■ **Provided data**:
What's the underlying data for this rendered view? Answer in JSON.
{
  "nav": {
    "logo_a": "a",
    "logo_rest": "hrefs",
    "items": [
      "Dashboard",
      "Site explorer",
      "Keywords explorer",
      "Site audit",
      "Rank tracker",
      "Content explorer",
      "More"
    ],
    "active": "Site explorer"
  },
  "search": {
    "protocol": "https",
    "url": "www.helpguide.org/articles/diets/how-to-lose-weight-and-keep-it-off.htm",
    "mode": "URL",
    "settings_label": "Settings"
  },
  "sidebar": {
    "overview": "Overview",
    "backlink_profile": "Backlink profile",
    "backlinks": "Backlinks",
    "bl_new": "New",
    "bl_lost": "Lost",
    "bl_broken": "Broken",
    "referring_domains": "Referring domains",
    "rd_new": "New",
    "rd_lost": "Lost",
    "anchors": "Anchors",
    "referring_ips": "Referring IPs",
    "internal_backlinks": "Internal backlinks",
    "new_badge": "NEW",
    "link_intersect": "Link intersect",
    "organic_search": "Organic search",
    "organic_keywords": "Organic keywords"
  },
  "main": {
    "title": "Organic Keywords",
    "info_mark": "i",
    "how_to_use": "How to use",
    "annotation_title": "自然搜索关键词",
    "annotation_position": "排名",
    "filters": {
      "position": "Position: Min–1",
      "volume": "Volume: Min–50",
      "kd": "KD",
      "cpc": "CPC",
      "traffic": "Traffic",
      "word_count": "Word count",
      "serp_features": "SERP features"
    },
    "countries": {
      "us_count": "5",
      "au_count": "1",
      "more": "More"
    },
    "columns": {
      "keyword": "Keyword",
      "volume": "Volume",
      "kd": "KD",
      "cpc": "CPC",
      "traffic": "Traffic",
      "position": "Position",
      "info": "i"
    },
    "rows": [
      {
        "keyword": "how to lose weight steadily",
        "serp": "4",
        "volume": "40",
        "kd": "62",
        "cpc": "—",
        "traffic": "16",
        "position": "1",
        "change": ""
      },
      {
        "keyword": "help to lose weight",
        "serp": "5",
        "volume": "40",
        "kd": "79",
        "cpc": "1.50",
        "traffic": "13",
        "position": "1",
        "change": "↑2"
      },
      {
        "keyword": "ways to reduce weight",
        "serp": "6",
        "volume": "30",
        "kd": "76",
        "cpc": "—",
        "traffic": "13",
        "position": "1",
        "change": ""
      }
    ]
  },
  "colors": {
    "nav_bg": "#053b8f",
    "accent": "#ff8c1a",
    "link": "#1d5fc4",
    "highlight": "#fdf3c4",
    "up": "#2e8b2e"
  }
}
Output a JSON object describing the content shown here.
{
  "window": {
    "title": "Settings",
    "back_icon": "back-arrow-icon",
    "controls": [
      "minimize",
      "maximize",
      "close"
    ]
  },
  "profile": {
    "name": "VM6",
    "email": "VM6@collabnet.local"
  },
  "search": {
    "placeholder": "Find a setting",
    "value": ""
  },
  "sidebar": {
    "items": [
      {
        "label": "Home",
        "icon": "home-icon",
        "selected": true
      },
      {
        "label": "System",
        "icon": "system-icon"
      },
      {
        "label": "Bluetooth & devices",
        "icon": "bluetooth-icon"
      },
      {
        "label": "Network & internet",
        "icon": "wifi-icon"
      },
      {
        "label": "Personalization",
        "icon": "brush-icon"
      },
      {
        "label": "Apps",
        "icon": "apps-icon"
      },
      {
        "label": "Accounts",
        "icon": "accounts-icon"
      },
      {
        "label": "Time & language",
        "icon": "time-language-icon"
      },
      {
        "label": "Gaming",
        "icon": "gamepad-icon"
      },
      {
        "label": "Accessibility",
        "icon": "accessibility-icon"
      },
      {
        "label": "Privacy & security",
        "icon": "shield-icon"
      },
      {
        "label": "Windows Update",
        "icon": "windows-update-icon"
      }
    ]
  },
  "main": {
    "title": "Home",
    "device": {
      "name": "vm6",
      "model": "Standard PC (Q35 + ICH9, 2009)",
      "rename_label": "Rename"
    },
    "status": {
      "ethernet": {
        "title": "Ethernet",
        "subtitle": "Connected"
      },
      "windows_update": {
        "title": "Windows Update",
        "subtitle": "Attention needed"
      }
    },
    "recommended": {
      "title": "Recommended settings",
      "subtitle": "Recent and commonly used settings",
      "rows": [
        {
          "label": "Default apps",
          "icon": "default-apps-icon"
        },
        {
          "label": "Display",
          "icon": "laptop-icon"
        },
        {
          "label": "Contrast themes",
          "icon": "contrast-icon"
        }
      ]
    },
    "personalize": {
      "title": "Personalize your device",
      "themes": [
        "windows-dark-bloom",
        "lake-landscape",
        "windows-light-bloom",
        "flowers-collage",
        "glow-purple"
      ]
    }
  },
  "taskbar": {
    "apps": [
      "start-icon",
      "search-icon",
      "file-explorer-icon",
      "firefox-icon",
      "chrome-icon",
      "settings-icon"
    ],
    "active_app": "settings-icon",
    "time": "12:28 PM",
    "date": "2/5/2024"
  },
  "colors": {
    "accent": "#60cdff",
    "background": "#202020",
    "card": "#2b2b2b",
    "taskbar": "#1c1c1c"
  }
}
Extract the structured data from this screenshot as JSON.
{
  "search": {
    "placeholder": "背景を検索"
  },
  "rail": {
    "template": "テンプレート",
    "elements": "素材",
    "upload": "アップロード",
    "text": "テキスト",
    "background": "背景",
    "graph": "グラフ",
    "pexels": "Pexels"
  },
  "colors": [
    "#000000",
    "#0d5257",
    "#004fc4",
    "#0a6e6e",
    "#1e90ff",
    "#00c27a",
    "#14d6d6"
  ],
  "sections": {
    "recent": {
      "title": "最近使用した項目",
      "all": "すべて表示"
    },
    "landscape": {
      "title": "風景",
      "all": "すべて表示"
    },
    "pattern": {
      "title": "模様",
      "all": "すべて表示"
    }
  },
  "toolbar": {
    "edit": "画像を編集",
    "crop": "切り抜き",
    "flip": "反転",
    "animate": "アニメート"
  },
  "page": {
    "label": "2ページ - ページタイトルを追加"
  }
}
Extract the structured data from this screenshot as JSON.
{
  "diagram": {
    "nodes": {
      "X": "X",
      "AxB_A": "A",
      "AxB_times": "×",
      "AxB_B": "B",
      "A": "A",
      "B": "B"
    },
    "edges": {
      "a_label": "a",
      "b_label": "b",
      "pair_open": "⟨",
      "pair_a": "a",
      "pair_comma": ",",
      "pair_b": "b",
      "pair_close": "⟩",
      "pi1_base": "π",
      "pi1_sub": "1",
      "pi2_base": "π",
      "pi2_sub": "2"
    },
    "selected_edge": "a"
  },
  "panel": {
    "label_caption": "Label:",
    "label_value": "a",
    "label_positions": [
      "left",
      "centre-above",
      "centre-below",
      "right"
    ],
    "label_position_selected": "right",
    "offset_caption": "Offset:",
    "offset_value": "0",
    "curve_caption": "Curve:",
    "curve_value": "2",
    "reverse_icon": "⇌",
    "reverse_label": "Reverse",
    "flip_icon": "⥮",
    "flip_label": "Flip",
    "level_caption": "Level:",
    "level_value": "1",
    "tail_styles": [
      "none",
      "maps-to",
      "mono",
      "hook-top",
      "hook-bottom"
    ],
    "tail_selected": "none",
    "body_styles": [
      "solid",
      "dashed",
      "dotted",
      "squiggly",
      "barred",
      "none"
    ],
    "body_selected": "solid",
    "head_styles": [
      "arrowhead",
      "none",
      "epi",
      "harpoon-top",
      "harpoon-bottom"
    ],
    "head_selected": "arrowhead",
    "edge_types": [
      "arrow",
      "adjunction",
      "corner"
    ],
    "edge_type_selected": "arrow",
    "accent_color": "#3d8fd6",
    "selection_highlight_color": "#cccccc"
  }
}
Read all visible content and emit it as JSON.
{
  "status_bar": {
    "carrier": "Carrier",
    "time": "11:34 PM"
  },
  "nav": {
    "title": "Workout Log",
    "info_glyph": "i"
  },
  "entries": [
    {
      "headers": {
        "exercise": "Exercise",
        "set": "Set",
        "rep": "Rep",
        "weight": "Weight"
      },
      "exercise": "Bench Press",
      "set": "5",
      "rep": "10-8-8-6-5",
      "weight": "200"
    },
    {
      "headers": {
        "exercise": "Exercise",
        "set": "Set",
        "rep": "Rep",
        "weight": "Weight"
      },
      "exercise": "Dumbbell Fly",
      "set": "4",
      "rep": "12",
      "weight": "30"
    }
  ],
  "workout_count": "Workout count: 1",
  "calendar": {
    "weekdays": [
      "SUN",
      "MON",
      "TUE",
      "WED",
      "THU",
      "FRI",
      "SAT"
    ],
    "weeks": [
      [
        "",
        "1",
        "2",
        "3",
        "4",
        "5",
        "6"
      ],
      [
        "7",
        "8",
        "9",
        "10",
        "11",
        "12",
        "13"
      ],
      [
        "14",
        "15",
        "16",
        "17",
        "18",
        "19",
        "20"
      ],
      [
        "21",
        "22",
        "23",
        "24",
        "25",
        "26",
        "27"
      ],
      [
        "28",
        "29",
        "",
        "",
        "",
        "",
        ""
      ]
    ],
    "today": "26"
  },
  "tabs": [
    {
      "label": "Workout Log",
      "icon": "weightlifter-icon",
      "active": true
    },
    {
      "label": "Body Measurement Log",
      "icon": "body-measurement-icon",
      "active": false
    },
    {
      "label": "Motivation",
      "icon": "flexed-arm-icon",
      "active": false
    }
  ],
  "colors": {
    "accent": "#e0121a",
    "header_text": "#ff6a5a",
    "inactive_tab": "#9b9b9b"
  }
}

■ **Work to complete**: Extract every line from the one with "Read all visible content and emit it as JSON." down to the final line above, both included, exactly as written.

■ **Output**:
Read all visible content and emit it as JSON.
{
  "status_bar": {
    "carrier": "Carrier",
    "time": "11:34 PM"
  },
  "nav": {
    "title": "Workout Log",
    "info_glyph": "i"
  },
  "entries": [
    {
      "headers": {
        "exercise": "Exercise",
        "set": "Set",
        "rep": "Rep",
        "weight": "Weight"
      },
      "exercise": "Bench Press",
      "set": "5",
      "rep": "10-8-8-6-5",
      "weight": "200"
    },
    {
      "headers": {
        "exercise": "Exercise",
        "set": "Set",
        "rep": "Rep",
        "weight": "Weight"
      },
      "exercise": "Dumbbell Fly",
      "set": "4",
      "rep": "12",
      "weight": "30"
    }
  ],
  "workout_count": "Workout count: 1",
  "calendar": {
    "weekdays": [
      "SUN",
      "MON",
      "TUE",
      "WED",
      "THU",
      "FRI",
      "SAT"
    ],
    "weeks": [
      [
        "",
        "1",
        "2",
        "3",
        "4",
        "5",
        "6"
      ],
      [
        "7",
        "8",
        "9",
        "10",
        "11",
        "12",
        "13"
      ],
      [
        "14",
        "15",
        "16",
        "17",
        "18",
        "19",
        "20"
      ],
      [
        "21",
        "22",
        "23",
        "24",
        "25",
        "26",
        "27"
      ],
      [
        "28",
        "29",
        "",
        "",
        "",
        "",
        ""
      ]
    ],
    "today": "26"
  },
  "tabs": [
    {
      "label": "Workout Log",
      "icon": "weightlifter-icon",
      "active": true
    },
    {
      "label": "Body Measurement Log",
      "icon": "body-measurement-icon",
      "active": false
    },
    {
      "label": "Motivation",
      "icon": "flexed-arm-icon",
      "active": false
    }
  ],
  "colors": {
    "accent": "#e0121a",
    "header_text": "#ff6a5a",
    "inactive_tab": "#9b9b9b"
  }
}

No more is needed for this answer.